AIM OF THE TASK: Write out each record again exactly as it stands.

RECORDS FOR THE EXERCISE:
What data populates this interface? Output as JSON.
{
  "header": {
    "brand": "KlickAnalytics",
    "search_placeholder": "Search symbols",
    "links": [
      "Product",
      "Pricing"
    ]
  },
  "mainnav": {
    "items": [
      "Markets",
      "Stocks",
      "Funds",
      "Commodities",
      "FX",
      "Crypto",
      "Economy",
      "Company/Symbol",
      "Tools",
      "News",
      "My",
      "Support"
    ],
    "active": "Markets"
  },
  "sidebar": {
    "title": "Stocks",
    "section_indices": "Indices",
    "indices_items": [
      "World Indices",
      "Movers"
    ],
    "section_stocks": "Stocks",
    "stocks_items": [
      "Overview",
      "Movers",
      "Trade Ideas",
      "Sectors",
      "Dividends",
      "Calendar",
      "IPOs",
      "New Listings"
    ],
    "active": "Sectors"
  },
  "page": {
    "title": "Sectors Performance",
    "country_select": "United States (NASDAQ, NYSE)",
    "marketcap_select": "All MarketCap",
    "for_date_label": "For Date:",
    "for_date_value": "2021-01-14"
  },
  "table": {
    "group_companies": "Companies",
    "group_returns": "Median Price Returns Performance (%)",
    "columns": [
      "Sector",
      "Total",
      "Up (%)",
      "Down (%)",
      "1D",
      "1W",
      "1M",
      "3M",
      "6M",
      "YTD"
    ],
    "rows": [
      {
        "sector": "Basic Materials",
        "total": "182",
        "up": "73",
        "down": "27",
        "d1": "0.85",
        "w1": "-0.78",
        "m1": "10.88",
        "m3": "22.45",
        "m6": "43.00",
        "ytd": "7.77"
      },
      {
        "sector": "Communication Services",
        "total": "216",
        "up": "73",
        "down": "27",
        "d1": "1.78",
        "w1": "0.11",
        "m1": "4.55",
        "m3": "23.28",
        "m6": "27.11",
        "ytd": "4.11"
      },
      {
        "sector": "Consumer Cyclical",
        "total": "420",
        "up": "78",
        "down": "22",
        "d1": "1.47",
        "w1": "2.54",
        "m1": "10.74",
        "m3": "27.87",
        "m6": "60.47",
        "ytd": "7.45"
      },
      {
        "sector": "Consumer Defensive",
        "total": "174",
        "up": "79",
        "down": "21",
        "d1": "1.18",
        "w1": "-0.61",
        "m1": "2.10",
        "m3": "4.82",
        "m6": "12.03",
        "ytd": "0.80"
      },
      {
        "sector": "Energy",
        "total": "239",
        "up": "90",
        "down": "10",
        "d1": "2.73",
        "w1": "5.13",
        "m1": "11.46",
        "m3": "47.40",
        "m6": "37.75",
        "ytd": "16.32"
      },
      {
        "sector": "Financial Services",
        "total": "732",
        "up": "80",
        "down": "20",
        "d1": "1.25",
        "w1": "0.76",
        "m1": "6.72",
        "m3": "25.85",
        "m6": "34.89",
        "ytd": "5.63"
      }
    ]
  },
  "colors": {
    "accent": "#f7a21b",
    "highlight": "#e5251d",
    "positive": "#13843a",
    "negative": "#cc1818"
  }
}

EXERCISE OUTPUT:
What data populates this interface? Output as JSON.
{
  "header": {
    "brand": "KlickAnalytics",
    "search_placeholder": "Search symbols",
    "links": [
      "Product",
      "Pricing"
    ]
  },
  "mainnav": {
    "items": [
      "Markets",
      "Stocks",
      "Funds",
      "Commodities",
      "FX",
      "Crypto",
      "Economy",
      "Company/Symbol",
      "Tools",
      "News",
      "My",
      "Support"
    ],
    "active": "Markets"
  },
  "sidebar": {
    "title": "Stocks",
    "section_indices": "Indices",
    "indices_items": [
      "World Indices",
      "Movers"
    ],
    "section_stocks": "Stocks",
    "stocks_items": [
      "Overview",
      "Movers",
      "Trade Ideas",
      "Sectors",
      "Dividends",
      "Calendar",
      "IPOs",
      "New Listings"
    ],
    "active": "Sectors"
  },
  "page": {
    "title": "Sectors Performance",
    "country_select": "United States (NASDAQ, NYSE)",
    "marketcap_select": "All MarketCap",
    "for_date_label": "For Date:",
    "for_date_value": "2021-01-14"
  },
  "table": {
    "group_companies": "Companies",
    "group_returns": "Median Price Returns Performance (%)",
    "columns": [
      "Sector",
      "Total",
      "Up (%)",
      "Down (%)",
      "1D",
      "1W",
      "1M",
      "3M",
      "6M",
      "YTD"
    ],
    "rows": [
      {
        "sector": "Basic Materials",
        "total": "182",
        "up": "73",
        "down": "27",
        "d1": "0.85",
        "w1": "-0.78",
        "m1": "10.88",
        "m3": "22.45",
        "m6": "43.00",
        "ytd": "7.77"
      },
      {
        "sector": "Communication Services",
        "total": "216",
        "up": "73",
        "down": "27",
        "d1": "1.78",
        "w1": "0.11",
        "m1": "4.55",
        "m3": "23.28",
        "m6": "27.11",
        "ytd": "4.11"
      },
      {
        "sector": "Consumer Cyclical",
        "total": "420",
        "up": "78",
        "down": "22",
        "d1": "1.47",
        "w1": "2.54",
        "m1": "10.74",
        "m3": "27.87",
        "m6": "60.47",
        "ytd": "7.45"
      },
      {
        "sector": "Consumer Defensive",
        "total": "174",
        "up": "79",
        "down": "21",
        "d1": "1.18",
        "w1": "-0.61",
        "m1": "2.10",
        "m3": "4.82",
        "m6": "12.03",
        "ytd": "0.80"
      },
      {
        "sector": "Energy",
        "total": "239",
        "up": "90",
        "down": "10",
        "d1": "2.73",
        "w1": "5.13",
        "m1": "11.46",
        "m3": "47.40",
        "m6": "37.75",
        "ytd": "16.32"
      },
      {
        "sector": "Financial Services",
        "total": "732",
        "up": "80",
        "down": "20",
        "d1": "1.25",
        "w1": "0.76",
        "m1": "6.72",
        "m3": "25.85",
        "m6": "34.89",
        "ytd": "5.63"
      }
    ]
  },
  "colors": {
    "accent": "#f7a21b",
    "highlight": "#e5251d",
    "positive": "#13843a",
    "negative": "#cc1818"
  }
}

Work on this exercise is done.